EXERCISE INSTRUCTIONS>
Pick out every line in the material below that contains the word "Clone", and copy each of those lines in full.
----
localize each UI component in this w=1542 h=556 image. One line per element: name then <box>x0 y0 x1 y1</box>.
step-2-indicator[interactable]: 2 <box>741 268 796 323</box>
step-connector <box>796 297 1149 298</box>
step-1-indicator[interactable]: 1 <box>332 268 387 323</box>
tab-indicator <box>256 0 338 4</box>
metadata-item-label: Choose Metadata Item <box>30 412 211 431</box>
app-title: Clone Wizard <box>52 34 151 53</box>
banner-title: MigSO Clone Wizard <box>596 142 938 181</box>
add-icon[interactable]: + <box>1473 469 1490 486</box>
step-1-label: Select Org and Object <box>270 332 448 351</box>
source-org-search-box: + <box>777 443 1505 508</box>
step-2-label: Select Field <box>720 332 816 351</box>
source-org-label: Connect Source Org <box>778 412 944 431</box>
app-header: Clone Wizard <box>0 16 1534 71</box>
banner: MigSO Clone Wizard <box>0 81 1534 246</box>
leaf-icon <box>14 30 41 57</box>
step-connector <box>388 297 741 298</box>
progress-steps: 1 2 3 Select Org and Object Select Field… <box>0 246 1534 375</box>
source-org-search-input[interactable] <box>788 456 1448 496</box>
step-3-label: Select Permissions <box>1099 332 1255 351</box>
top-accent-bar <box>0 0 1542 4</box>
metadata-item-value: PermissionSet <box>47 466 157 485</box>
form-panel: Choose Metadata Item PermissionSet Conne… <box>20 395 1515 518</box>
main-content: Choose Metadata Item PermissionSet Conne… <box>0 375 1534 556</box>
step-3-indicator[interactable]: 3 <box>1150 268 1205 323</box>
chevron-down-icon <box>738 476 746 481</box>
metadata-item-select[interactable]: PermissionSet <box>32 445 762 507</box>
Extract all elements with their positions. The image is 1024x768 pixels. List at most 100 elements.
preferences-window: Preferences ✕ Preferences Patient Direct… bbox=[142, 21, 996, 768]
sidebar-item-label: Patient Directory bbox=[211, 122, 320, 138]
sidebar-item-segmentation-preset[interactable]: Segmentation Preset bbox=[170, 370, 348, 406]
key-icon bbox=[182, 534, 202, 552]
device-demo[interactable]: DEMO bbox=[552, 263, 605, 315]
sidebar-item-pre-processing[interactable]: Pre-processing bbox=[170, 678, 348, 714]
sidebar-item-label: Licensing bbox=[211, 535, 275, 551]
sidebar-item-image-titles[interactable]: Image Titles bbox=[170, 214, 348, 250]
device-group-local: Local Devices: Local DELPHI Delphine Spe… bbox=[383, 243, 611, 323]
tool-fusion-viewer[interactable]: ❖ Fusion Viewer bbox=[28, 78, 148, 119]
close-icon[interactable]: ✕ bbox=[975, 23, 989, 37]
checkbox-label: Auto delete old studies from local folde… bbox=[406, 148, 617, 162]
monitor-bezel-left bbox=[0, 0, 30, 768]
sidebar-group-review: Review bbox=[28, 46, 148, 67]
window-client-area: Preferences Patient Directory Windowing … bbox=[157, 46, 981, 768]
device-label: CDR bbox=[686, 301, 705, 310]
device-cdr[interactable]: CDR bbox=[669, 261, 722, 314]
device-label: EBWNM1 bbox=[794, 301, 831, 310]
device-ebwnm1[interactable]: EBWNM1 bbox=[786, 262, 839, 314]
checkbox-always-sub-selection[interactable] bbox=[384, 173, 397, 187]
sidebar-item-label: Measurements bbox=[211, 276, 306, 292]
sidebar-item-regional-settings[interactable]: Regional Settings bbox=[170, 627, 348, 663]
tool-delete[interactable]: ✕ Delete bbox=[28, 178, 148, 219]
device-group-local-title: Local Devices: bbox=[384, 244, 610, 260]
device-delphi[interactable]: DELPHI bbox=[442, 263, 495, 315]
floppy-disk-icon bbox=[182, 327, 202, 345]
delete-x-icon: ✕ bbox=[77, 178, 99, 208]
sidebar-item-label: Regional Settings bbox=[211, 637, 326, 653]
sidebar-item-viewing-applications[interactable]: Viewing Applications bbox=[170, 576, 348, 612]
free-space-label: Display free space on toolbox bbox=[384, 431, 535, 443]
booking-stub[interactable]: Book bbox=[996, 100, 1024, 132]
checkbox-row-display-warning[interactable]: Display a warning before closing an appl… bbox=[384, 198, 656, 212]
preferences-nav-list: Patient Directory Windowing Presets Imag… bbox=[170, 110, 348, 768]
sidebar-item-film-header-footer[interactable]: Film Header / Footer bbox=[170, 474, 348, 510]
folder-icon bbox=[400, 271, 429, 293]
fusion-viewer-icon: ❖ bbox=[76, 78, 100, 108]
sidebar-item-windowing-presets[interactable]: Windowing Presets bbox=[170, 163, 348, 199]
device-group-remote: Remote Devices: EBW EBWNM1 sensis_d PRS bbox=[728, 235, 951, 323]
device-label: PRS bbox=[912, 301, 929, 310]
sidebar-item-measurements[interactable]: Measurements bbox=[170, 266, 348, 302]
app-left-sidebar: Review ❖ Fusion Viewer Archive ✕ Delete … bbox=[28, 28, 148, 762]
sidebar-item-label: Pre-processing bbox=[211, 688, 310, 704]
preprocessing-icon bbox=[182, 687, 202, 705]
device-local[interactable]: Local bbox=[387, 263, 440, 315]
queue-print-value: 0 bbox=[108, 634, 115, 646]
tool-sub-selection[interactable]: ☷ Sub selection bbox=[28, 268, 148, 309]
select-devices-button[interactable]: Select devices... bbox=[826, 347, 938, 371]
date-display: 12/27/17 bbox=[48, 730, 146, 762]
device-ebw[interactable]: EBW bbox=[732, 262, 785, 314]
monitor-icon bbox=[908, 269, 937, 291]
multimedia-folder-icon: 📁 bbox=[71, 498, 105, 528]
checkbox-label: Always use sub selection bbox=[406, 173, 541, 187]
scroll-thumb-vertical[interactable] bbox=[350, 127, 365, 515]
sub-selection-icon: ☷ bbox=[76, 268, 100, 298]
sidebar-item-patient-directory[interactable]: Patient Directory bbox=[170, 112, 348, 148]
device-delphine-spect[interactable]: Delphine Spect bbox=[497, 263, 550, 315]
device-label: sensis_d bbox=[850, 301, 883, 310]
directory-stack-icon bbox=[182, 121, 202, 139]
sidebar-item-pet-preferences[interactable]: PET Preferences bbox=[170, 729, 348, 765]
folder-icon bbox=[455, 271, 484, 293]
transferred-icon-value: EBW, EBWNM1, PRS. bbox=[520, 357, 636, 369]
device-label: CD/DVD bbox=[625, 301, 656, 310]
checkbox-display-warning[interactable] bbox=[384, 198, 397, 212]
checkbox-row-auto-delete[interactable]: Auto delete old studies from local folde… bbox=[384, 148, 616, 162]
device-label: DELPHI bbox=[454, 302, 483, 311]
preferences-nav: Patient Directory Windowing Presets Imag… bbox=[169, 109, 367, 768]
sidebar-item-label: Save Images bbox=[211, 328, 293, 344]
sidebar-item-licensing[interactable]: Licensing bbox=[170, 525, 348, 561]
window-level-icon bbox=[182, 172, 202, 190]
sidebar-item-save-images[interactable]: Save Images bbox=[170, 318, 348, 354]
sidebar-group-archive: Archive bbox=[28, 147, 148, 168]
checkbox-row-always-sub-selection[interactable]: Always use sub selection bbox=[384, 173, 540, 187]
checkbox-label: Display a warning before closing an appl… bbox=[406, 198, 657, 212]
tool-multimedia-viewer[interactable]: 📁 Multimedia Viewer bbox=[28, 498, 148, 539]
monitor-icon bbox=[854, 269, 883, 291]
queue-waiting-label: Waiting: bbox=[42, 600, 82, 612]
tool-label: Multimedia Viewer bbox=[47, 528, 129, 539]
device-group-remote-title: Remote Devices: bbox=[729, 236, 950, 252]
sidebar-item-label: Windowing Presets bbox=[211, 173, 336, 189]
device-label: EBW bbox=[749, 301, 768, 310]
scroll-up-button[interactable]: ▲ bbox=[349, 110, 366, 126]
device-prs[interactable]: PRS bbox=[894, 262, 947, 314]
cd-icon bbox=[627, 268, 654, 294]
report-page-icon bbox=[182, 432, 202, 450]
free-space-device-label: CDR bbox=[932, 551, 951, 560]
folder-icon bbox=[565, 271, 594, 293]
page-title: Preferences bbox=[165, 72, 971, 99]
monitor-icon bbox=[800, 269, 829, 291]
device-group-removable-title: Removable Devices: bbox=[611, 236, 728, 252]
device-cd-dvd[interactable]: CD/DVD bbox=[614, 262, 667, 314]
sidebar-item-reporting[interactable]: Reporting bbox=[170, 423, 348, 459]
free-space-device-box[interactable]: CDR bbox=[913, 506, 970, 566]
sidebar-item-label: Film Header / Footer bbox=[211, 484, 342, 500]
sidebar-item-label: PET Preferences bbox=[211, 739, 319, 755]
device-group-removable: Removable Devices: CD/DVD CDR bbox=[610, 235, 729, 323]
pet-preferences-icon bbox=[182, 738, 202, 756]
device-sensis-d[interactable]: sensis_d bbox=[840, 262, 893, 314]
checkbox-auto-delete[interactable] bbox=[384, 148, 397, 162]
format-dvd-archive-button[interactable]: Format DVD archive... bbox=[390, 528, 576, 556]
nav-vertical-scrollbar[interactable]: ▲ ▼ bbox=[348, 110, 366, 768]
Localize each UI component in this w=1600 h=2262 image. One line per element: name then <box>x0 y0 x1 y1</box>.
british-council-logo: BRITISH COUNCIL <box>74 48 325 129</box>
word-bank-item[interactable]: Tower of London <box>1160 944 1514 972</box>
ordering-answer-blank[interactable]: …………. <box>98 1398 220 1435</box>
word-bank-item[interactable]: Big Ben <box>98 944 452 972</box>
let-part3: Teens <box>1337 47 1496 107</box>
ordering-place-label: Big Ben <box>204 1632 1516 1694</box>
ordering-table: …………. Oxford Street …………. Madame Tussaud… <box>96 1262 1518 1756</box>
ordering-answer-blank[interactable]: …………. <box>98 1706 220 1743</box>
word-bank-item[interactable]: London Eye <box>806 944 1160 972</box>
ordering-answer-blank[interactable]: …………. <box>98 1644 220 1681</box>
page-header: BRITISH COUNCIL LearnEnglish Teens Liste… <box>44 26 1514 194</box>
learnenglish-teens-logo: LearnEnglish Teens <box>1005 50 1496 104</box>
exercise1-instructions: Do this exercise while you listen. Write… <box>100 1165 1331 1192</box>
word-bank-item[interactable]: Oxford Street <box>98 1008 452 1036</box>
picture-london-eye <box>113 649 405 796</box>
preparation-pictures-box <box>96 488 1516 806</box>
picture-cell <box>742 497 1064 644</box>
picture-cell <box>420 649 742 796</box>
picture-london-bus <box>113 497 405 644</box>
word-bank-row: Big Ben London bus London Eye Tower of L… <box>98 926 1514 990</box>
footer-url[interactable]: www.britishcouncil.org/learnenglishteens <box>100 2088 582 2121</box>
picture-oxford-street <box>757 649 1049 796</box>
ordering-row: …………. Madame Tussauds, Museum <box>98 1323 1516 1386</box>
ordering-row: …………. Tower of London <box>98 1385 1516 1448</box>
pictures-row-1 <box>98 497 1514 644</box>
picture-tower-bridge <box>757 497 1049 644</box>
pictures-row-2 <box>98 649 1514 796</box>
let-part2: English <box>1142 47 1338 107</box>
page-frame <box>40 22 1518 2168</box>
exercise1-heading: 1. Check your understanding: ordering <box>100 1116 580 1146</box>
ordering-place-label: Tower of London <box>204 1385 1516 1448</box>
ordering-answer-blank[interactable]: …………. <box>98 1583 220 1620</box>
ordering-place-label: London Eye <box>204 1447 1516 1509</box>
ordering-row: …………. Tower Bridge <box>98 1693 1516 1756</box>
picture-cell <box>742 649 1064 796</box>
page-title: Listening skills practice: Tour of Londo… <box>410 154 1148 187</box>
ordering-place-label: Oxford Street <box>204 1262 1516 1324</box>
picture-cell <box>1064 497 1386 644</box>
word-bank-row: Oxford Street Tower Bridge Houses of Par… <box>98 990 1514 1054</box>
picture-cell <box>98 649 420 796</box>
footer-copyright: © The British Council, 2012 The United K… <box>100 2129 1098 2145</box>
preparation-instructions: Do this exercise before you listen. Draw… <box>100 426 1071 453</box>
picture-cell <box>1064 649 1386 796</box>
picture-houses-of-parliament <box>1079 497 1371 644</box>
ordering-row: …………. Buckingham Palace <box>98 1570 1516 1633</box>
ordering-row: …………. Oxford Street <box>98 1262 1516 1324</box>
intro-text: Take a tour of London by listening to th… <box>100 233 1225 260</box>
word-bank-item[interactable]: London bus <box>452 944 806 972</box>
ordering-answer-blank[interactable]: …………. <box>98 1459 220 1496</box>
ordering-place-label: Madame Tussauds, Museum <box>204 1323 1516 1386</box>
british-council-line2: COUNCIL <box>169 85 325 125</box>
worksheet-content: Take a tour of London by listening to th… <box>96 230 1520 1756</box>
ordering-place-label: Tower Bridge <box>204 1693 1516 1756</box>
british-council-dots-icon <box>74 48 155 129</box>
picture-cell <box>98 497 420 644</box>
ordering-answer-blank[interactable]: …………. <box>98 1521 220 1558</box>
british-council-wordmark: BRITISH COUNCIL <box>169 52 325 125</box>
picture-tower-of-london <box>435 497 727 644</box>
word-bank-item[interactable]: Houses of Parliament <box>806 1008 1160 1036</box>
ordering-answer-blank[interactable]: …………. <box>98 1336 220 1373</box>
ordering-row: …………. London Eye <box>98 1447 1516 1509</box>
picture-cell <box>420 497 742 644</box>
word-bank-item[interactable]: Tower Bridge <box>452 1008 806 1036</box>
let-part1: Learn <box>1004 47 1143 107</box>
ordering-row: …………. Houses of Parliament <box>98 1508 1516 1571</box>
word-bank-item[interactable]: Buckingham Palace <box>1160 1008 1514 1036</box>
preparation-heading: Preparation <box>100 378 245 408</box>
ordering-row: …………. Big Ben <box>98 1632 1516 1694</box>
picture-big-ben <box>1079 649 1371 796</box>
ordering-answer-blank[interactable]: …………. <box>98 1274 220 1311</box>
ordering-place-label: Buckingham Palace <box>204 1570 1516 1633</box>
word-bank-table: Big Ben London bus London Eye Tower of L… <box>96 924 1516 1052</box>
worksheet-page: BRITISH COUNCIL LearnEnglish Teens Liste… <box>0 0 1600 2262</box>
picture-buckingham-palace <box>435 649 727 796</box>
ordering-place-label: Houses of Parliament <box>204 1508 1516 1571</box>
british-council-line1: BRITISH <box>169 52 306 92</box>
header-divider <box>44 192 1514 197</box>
----
RESPONSE>
app-title: Clone Wizard <box>52 34 151 53</box>
banner-title: MigSO Clone Wizard <box>596 142 938 181</box>
app-header: Clone Wizard <box>0 16 1534 71</box>
banner: MigSO Clone Wizard <box>0 81 1534 246</box>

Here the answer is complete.